» Material for this exercise:
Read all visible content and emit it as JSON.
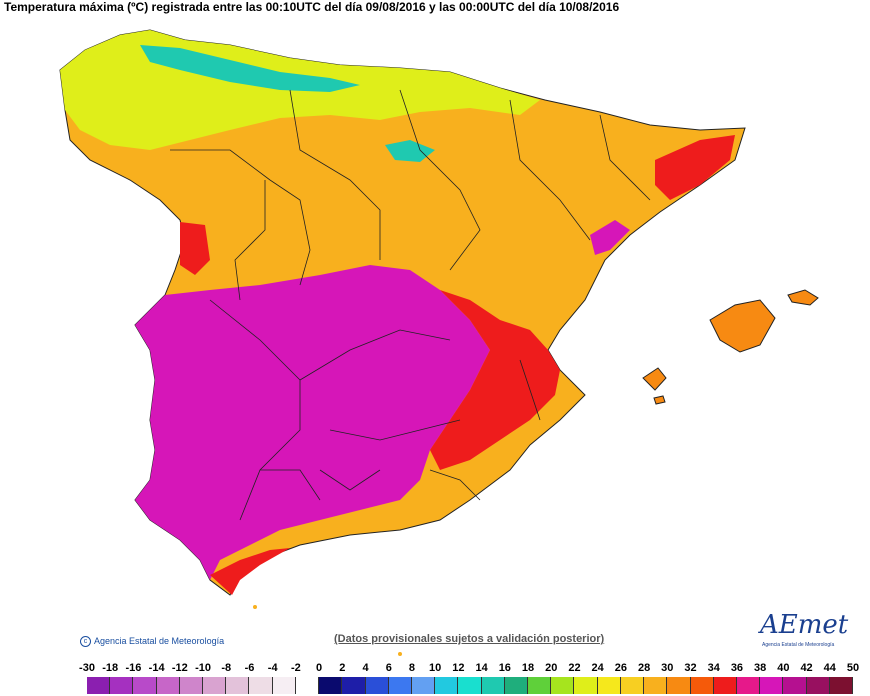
{
  "title": "Temperatura máxima (ºC) registrada entre las 00:10UTC del día 09/08/2016 y las 00:00UTC del día 10/08/2016",
  "credit": "Agencia Estatal de Meteorología",
  "disclaimer": "(Datos provisionales sujetos a validación posterior)",
  "logo": {
    "text": "AEmet",
    "sub": "Agencia Estatal de Meteorología"
  },
  "legend": {
    "ticks": [
      "-30",
      "-18",
      "-16",
      "-14",
      "-12",
      "-10",
      "-8",
      "-6",
      "-4",
      "-2",
      "0",
      "2",
      "4",
      "6",
      "8",
      "10",
      "12",
      "14",
      "16",
      "18",
      "20",
      "22",
      "24",
      "26",
      "28",
      "30",
      "32",
      "34",
      "36",
      "38",
      "40",
      "42",
      "44",
      "50"
    ],
    "colors": [
      "#8b1fb0",
      "#a530c0",
      "#b84ac9",
      "#c766c8",
      "#cf85cb",
      "#d9a3d0",
      "#e3c2da",
      "#eedde6",
      "#f6eef3",
      "#ffffff",
      "#0a0a6e",
      "#1e1ea8",
      "#2a4fd8",
      "#3c78f0",
      "#63a0f2",
      "#22c9e0",
      "#19dfcf",
      "#1fc9b0",
      "#1fae7c",
      "#5fd03a",
      "#a6e41e",
      "#dfee1a",
      "#f5e81c",
      "#f7cf22",
      "#f8b01e",
      "#f78a12",
      "#f55a0a",
      "#ee1c1c",
      "#e6198a",
      "#d616b8",
      "#b51090",
      "#981060",
      "#7c1030"
    ]
  },
  "regions": {
    "peninsula_color": "#f8b01e",
    "north_coast_color": "#dfee1a",
    "mountain_color": "#1fc9b0",
    "hot_interior_color": "#d616b8",
    "hot_east_color": "#ee1c1c",
    "islands_color": "#f78a12"
  }
}
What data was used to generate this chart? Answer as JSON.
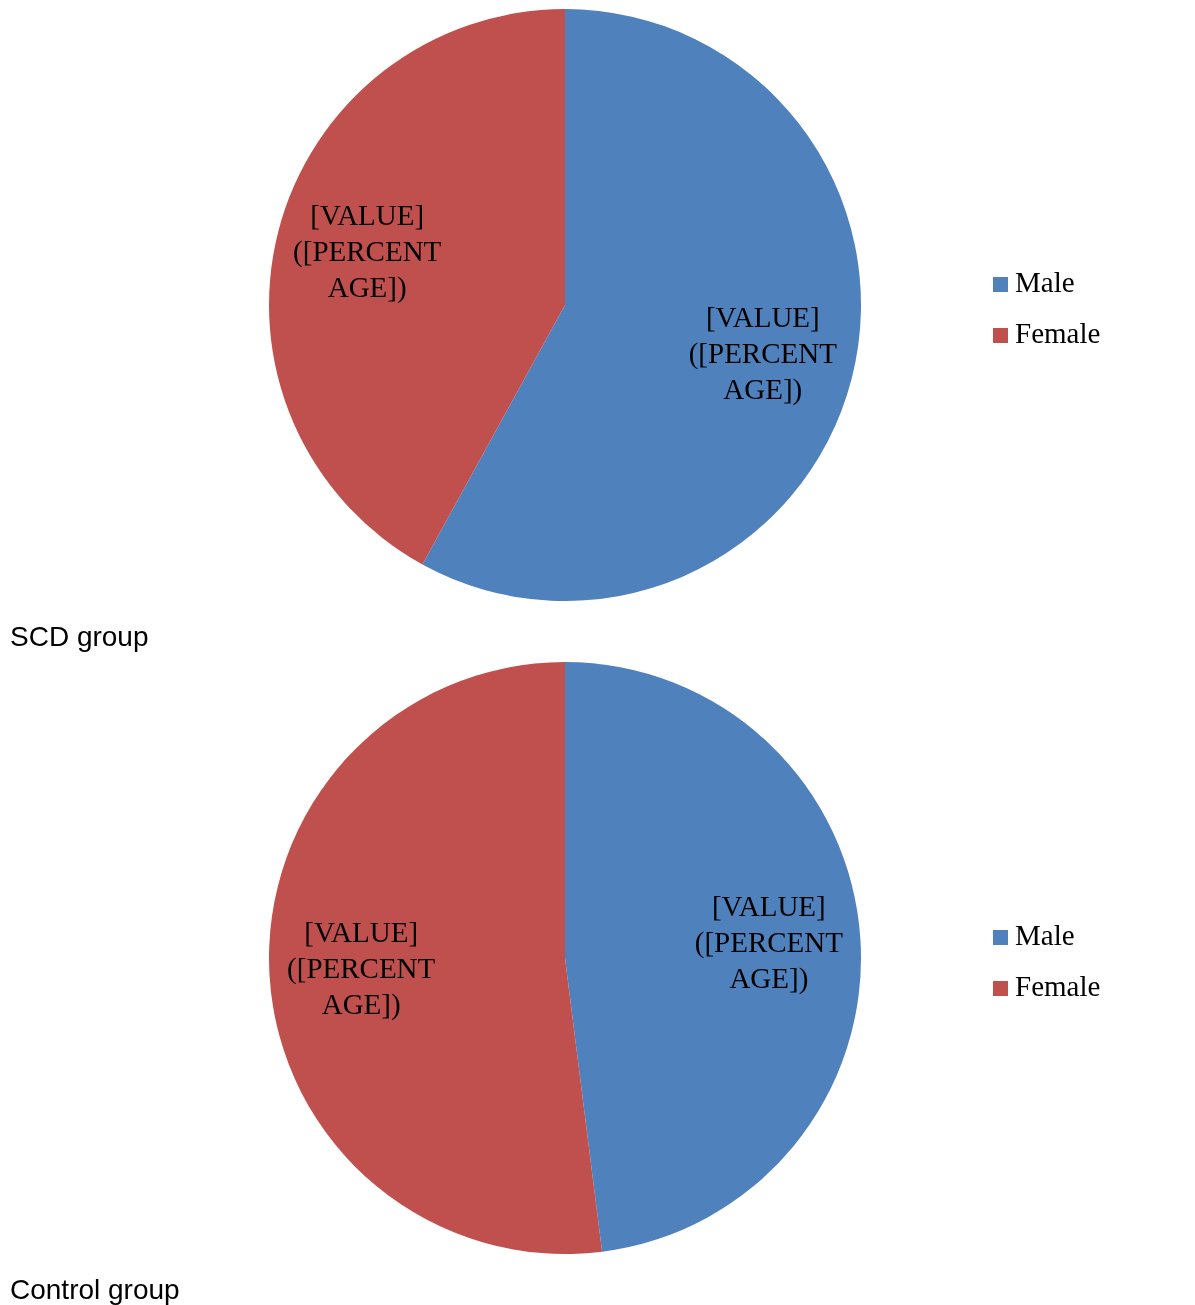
{
  "chart_data": [
    {
      "type": "pie",
      "title": "SCD group",
      "categories": [
        "Male",
        "Female"
      ],
      "values": [
        58,
        42
      ],
      "colors": [
        "#4f81bd",
        "#c0504d"
      ],
      "value_labels": [
        "[VALUE] ([PERCENTAGE])",
        "[VALUE] ([PERCENTAGE])"
      ],
      "legend": "right"
    },
    {
      "type": "pie",
      "title": "Control group",
      "categories": [
        "Male",
        "Female"
      ],
      "values": [
        48,
        52
      ],
      "colors": [
        "#4f81bd",
        "#c0504d"
      ],
      "value_labels": [
        "[VALUE] ([PERCENTAGE])",
        "[VALUE] ([PERCENTAGE])"
      ],
      "legend": "right"
    }
  ]
}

» What you are asked to do: Give the material again exactly as it is, but keep the pictures out.

» Exercise result:
Read all visible content and emit it as JSON.
{
  "title": "Temperatura máxima (ºC) registrada entre las 00:10UTC del día 09/08/2016 y las 00:00UTC del día 10/08/2016",
  "credit": "Agencia Estatal de Meteorología",
  "disclaimer": "(Datos provisionales sujetos a validación posterior)",
  "logo": {
    "text": "AEmet",
    "sub": "Agencia Estatal de Meteorología"
  },
  "legend": {
    "ticks": [
      "-30",
      "-18",
      "-16",
      "-14",
      "-12",
      "-10",
      "-8",
      "-6",
      "-4",
      "-2",
      "0",
      "2",
      "4",
      "6",
      "8",
      "10",
      "12",
      "14",
      "16",
      "18",
      "20",
      "22",
      "24",
      "26",
      "28",
      "30",
      "32",
      "34",
      "36",
      "38",
      "40",
      "42",
      "44",
      "50"
    ],
    "colors": [
      "#8b1fb0",
      "#a530c0",
      "#b84ac9",
      "#c766c8",
      "#cf85cb",
      "#d9a3d0",
      "#e3c2da",
      "#eedde6",
      "#f6eef3",
      "#ffffff",
      "#0a0a6e",
      "#1e1ea8",
      "#2a4fd8",
      "#3c78f0",
      "#63a0f2",
      "#22c9e0",
      "#19dfcf",
      "#1fc9b0",
      "#1fae7c",
      "#5fd03a",
      "#a6e41e",
      "#dfee1a",
      "#f5e81c",
      "#f7cf22",
      "#f8b01e",
      "#f78a12",
      "#f55a0a",
      "#ee1c1c",
      "#e6198a",
      "#d616b8",
      "#b51090",
      "#981060",
      "#7c1030"
    ]
  },
  "regions": {
    "peninsula_color": "#f8b01e",
    "north_coast_color": "#dfee1a",
    "mountain_color": "#1fc9b0",
    "hot_interior_color": "#d616b8",
    "hot_east_color": "#ee1c1c",
    "islands_color": "#f78a12"
  }
}
What data was used to generate this chart? Answer as JSON.
{
  "chart_data": [
    {
      "type": "pie",
      "title": "SCD group",
      "categories": [
        "Male",
        "Female"
      ],
      "values": [
        58,
        42
      ],
      "colors": [
        "#4f81bd",
        "#c0504d"
      ],
      "value_labels": [
        "[VALUE] ([PERCENTAGE])",
        "[VALUE] ([PERCENTAGE])"
      ],
      "legend": "right"
    },
    {
      "type": "pie",
      "title": "Control group",
      "categories": [
        "Male",
        "Female"
      ],
      "values": [
        48,
        52
      ],
      "colors": [
        "#4f81bd",
        "#c0504d"
      ],
      "value_labels": [
        "[VALUE] ([PERCENTAGE])",
        "[VALUE] ([PERCENTAGE])"
      ],
      "legend": "right"
    }
  ]
}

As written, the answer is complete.